• **Task to carry out**:
Please report every line from the material that contains the word "true".

Extracted records
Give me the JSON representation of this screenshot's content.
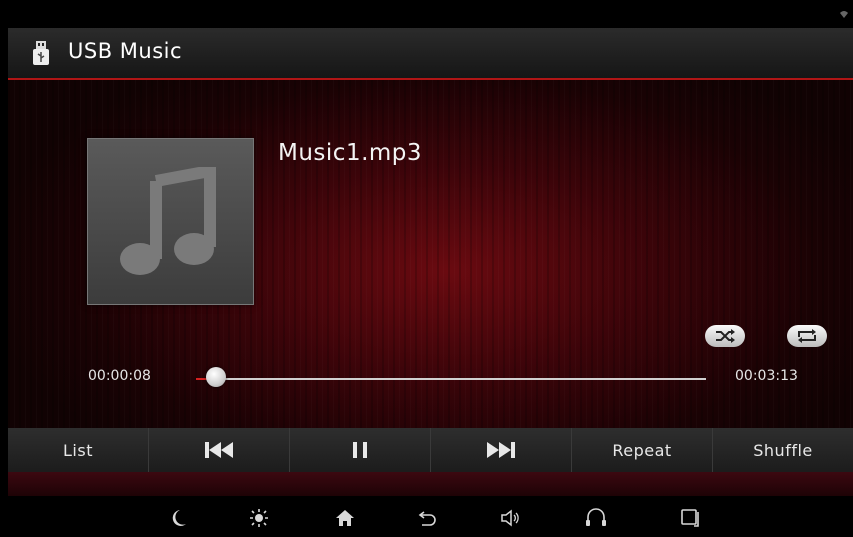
{
  "header": {
    "title": "USB Music"
  },
  "player": {
    "track_name": "Music1.mp3",
    "elapsed": "00:00:08",
    "total": "00:03:13",
    "progress_fraction": 0.04
  },
  "controls": {
    "list_label": "List",
    "repeat_label": "Repeat",
    "shuffle_label": "Shuffle"
  },
  "icons": [
    "usb-icon",
    "music-note-icon",
    "shuffle-icon",
    "repeat-icon",
    "previous-icon",
    "pause-icon",
    "next-icon",
    "night-mode-icon",
    "brightness-icon",
    "home-icon",
    "back-icon",
    "volume-icon",
    "phone-icon",
    "screen-off-icon"
  ],
  "colors": {
    "accent": "#d42020",
    "header_border": "#b01515"
  }
}
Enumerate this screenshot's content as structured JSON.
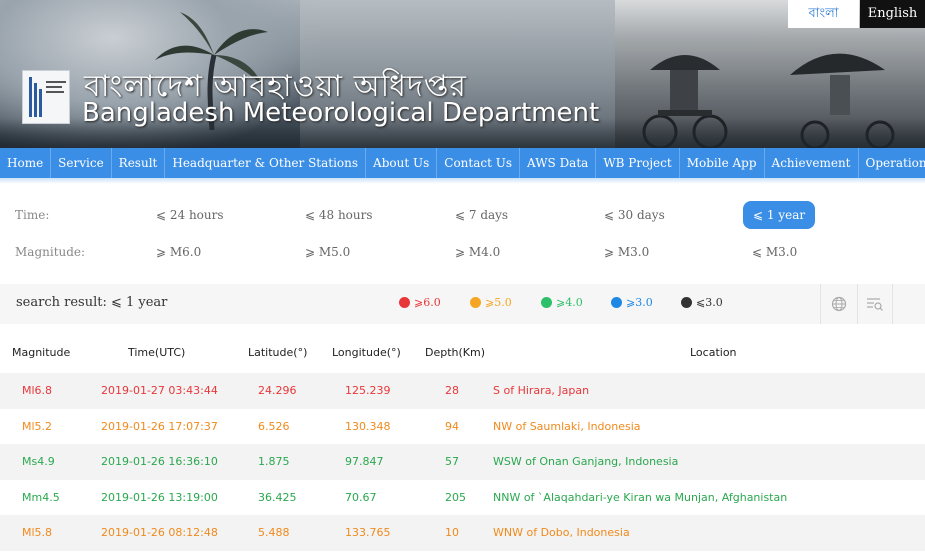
{
  "lang": {
    "bangla": "বাংলা",
    "english": "English"
  },
  "header": {
    "title_bn": "বাংলাদেশ আবহাওয়া অধিদপ্তর",
    "title_en": "Bangladesh Meteorological Department"
  },
  "nav": {
    "items": [
      "Home",
      "Service",
      "Result",
      "Headquarter & Other Stations",
      "About Us",
      "Contact Us",
      "AWS Data",
      "WB Project",
      "Mobile App",
      "Achievement",
      "Operational NWP"
    ]
  },
  "filters": {
    "time_label": "Time:",
    "time_options": [
      "⩽ 24 hours",
      "⩽ 48 hours",
      "⩽ 7 days",
      "⩽ 30 days",
      "⩽ 1 year"
    ],
    "time_selected": "⩽ 1 year",
    "magnitude_label": "Magnitude:",
    "magnitude_options": [
      "⩾ M6.0",
      "⩾ M5.0",
      "⩾ M4.0",
      "⩾ M3.0",
      "⩽ M3.0"
    ]
  },
  "result": {
    "title": "search result: ⩽ 1 year",
    "legend": [
      {
        "label": "⩾6.0",
        "color": "#e8373a"
      },
      {
        "label": "⩾5.0",
        "color": "#f5a623"
      },
      {
        "label": "⩾4.0",
        "color": "#2dbf6a"
      },
      {
        "label": "⩾3.0",
        "color": "#1e88e5"
      },
      {
        "label": "⩽3.0",
        "color": "#333333"
      }
    ],
    "icons": [
      "globe-icon",
      "list-search-icon"
    ]
  },
  "table": {
    "headers": [
      "Magnitude",
      "Time(UTC)",
      "Latitude(°)",
      "Longitude(°)",
      "Depth(Km)",
      "Location"
    ],
    "rows": [
      {
        "magnitude": "Ml6.8",
        "time": "2019-01-27 03:43:44",
        "lat": "24.296",
        "lon": "125.239",
        "depth": "28",
        "location": "S of Hirara, Japan",
        "color": "#e8373a"
      },
      {
        "magnitude": "Ml5.2",
        "time": "2019-01-26 17:07:37",
        "lat": "6.526",
        "lon": "130.348",
        "depth": "94",
        "location": "NW of Saumlaki, Indonesia",
        "color": "#f08a1c"
      },
      {
        "magnitude": "Ms4.9",
        "time": "2019-01-26 16:36:10",
        "lat": "1.875",
        "lon": "97.847",
        "depth": "57",
        "location": "WSW of Onan Ganjang, Indonesia",
        "color": "#2aa84f"
      },
      {
        "magnitude": "Mm4.5",
        "time": "2019-01-26 13:19:00",
        "lat": "36.425",
        "lon": "70.67",
        "depth": "205",
        "location": "NNW of `Alaqahdari-ye Kiran wa Munjan, Afghanistan",
        "color": "#2aa84f"
      },
      {
        "magnitude": "Ml5.8",
        "time": "2019-01-26 08:12:48",
        "lat": "5.488",
        "lon": "133.765",
        "depth": "10",
        "location": "WNW of Dobo, Indonesia",
        "color": "#f08a1c"
      }
    ]
  }
}
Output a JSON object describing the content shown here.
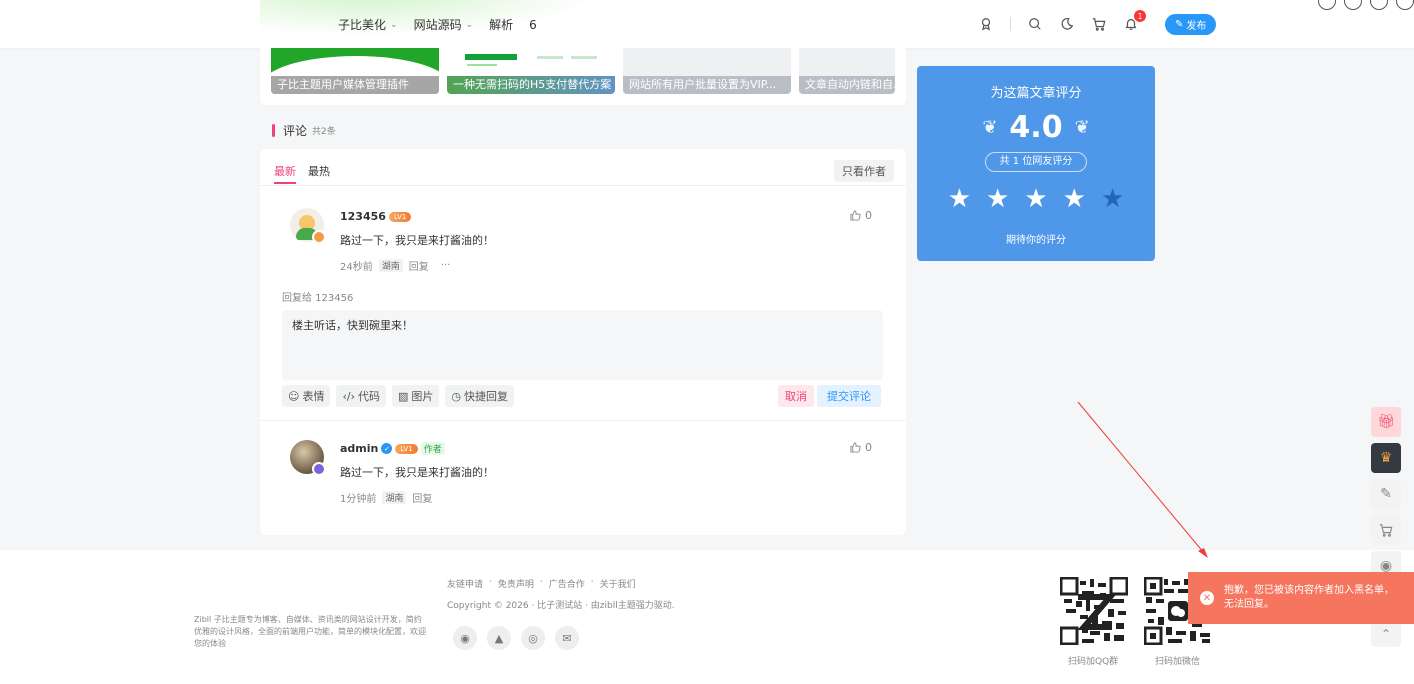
{
  "header": {
    "nav": [
      {
        "label": "子比美化",
        "has_dropdown": true
      },
      {
        "label": "网站源码",
        "has_dropdown": true
      },
      {
        "label": "解析",
        "has_dropdown": false
      },
      {
        "label": "6",
        "has_dropdown": false
      }
    ],
    "notification_count": "1",
    "publish_label": "发布"
  },
  "related_posts": [
    {
      "title": "子比主题用户媒体管理插件"
    },
    {
      "title": "一种无需扫码的H5支付替代方案"
    },
    {
      "title": "网站所有用户批量设置为VIP..."
    },
    {
      "title": "文章自动内链和自..."
    }
  ],
  "comments": {
    "heading": "评论",
    "count_label": "共2条",
    "tabs": [
      "最新",
      "最热"
    ],
    "author_only_label": "只看作者",
    "items": [
      {
        "name": "123456",
        "level": "LV1",
        "text": "路过一下，我只是来打酱油的！",
        "time": "24秒前",
        "region": "湖南",
        "reply_label": "回复",
        "more": "···",
        "likes": "0"
      },
      {
        "name": "admin",
        "level": "LV1",
        "author_tag": "作者",
        "text": "路过一下，我只是来打酱油的！",
        "time": "1分钟前",
        "region": "湖南",
        "reply_label": "回复",
        "likes": "0"
      }
    ],
    "reply_to": "回复给 123456",
    "reply_value": "楼主听话，快到碗里来！",
    "tools": [
      "表情",
      "代码",
      "图片",
      "快捷回复"
    ],
    "cancel_label": "取消",
    "submit_label": "提交评论"
  },
  "rating": {
    "title": "为这篇文章评分",
    "score": "4.0",
    "count_label": "共 1 位网友评分",
    "stars_filled": 4,
    "stars_total": 5,
    "hint": "期待你的评分"
  },
  "toast": {
    "message": "抱歉，您已被该内容作者加入黑名单，无法回复。"
  },
  "footer": {
    "description": "Zibll 子比主题专为博客、自媒体、资讯类的网站设计开发，简约优雅的设计风格，全面的前端用户功能，简单的模块化配置，欢迎您的体验",
    "links": [
      "友链申请",
      "免责声明",
      "广告合作",
      "关于我们"
    ],
    "copyright": "Copyright © 2026 · 比子测试站 · 由zibll主题强力驱动.",
    "qr_labels": [
      "扫码加QQ群",
      "扫码加微信"
    ]
  },
  "colors": {
    "accent_pink": "#f0427a",
    "accent_blue": "#2997f7",
    "rating_bg": "#4f97e8",
    "toast_bg": "#f5755f"
  }
}
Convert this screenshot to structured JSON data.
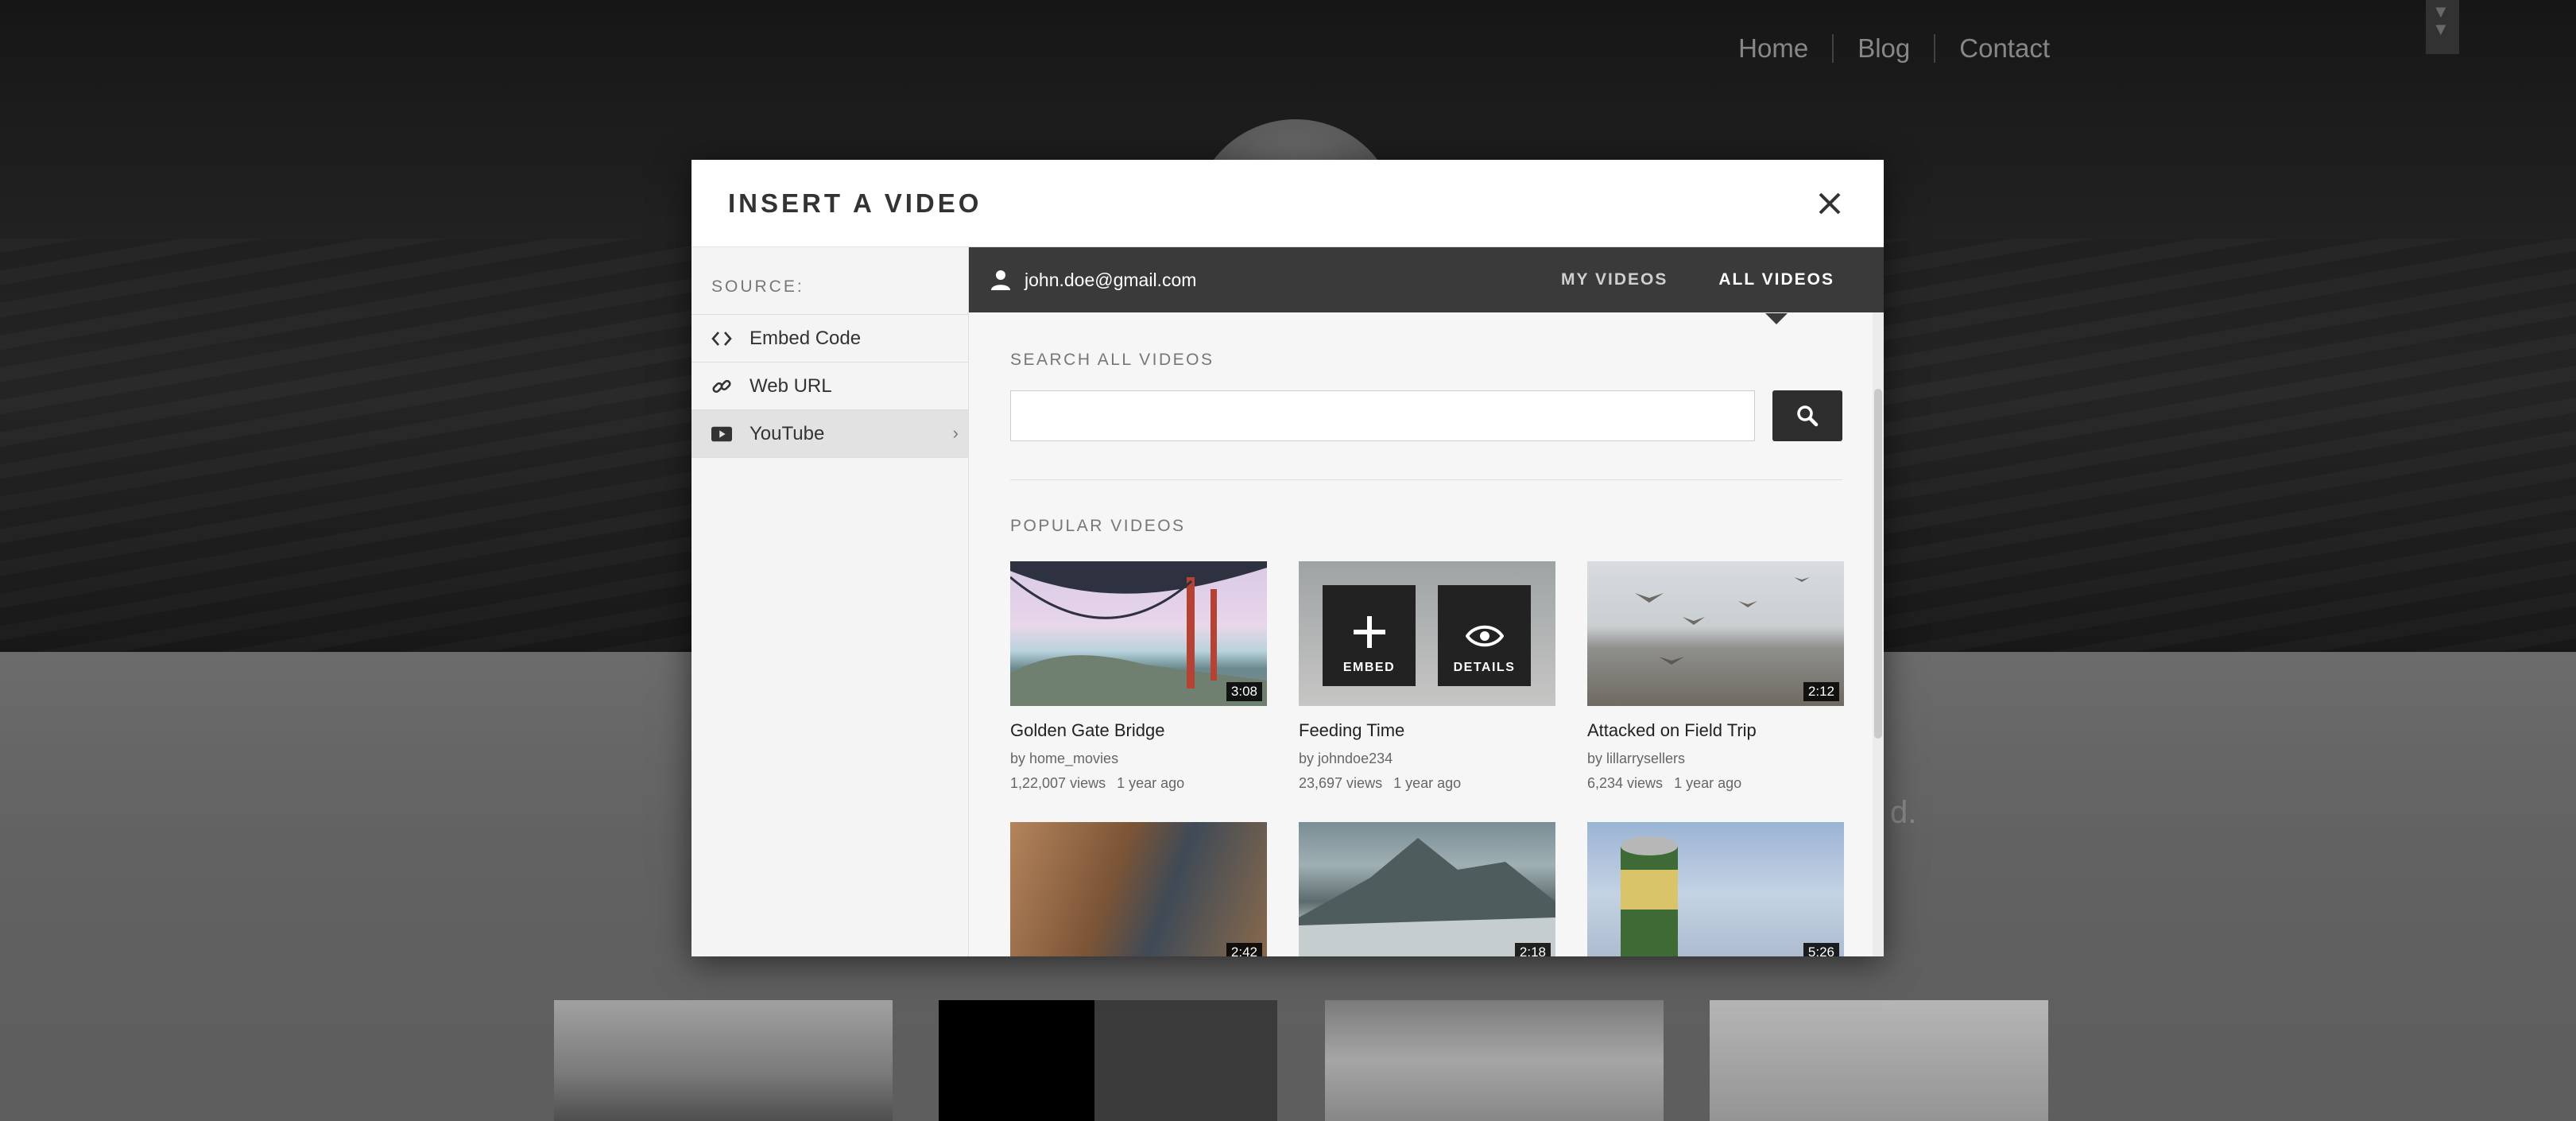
{
  "background_page": {
    "nav": [
      "Home",
      "Blog",
      "Contact"
    ],
    "fragment": "d."
  },
  "modal": {
    "title": "INSERT A VIDEO",
    "close_icon": "close-icon",
    "sidebar": {
      "heading": "SOURCE:",
      "items": [
        {
          "label": "Embed Code",
          "icon": "code-icon",
          "active": false
        },
        {
          "label": "Web URL",
          "icon": "link-icon",
          "active": false
        },
        {
          "label": "YouTube",
          "icon": "youtube-icon",
          "active": true
        }
      ]
    },
    "account": {
      "email": "john.doe@gmail.com"
    },
    "tabs": [
      {
        "label": "MY VIDEOS",
        "active": false
      },
      {
        "label": "ALL VIDEOS",
        "active": true
      }
    ],
    "search": {
      "label": "SEARCH ALL VIDEOS",
      "value": "",
      "placeholder": ""
    },
    "popular": {
      "label": "POPULAR VIDEOS",
      "hover_actions": {
        "embed": "EMBED",
        "details": "DETAILS"
      },
      "videos": [
        {
          "title": "Golden Gate Bridge",
          "by": "by home_movies",
          "views": "1,22,007 views",
          "age": "1 year ago",
          "duration": "3:08"
        },
        {
          "title": "Feeding Time",
          "by": "by johndoe234",
          "views": "23,697 views",
          "age": "1 year ago",
          "duration": ""
        },
        {
          "title": "Attacked on Field Trip",
          "by": "by lillarrysellers",
          "views": "6,234 views",
          "age": "1 year ago",
          "duration": "2:12"
        },
        {
          "title": "",
          "by": "",
          "views": "",
          "age": "",
          "duration": "2:42"
        },
        {
          "title": "",
          "by": "",
          "views": "",
          "age": "",
          "duration": "2:18"
        },
        {
          "title": "",
          "by": "",
          "views": "",
          "age": "",
          "duration": "5:26"
        }
      ]
    }
  },
  "colors": {
    "panel_bar": "#3a3a3a",
    "search_button": "#2e2e2e",
    "sidebar": "#f4f4f4"
  }
}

• **Solution**:
        "has_dropdown": true
        "has_dropdown": true
          "active": true
        "active": true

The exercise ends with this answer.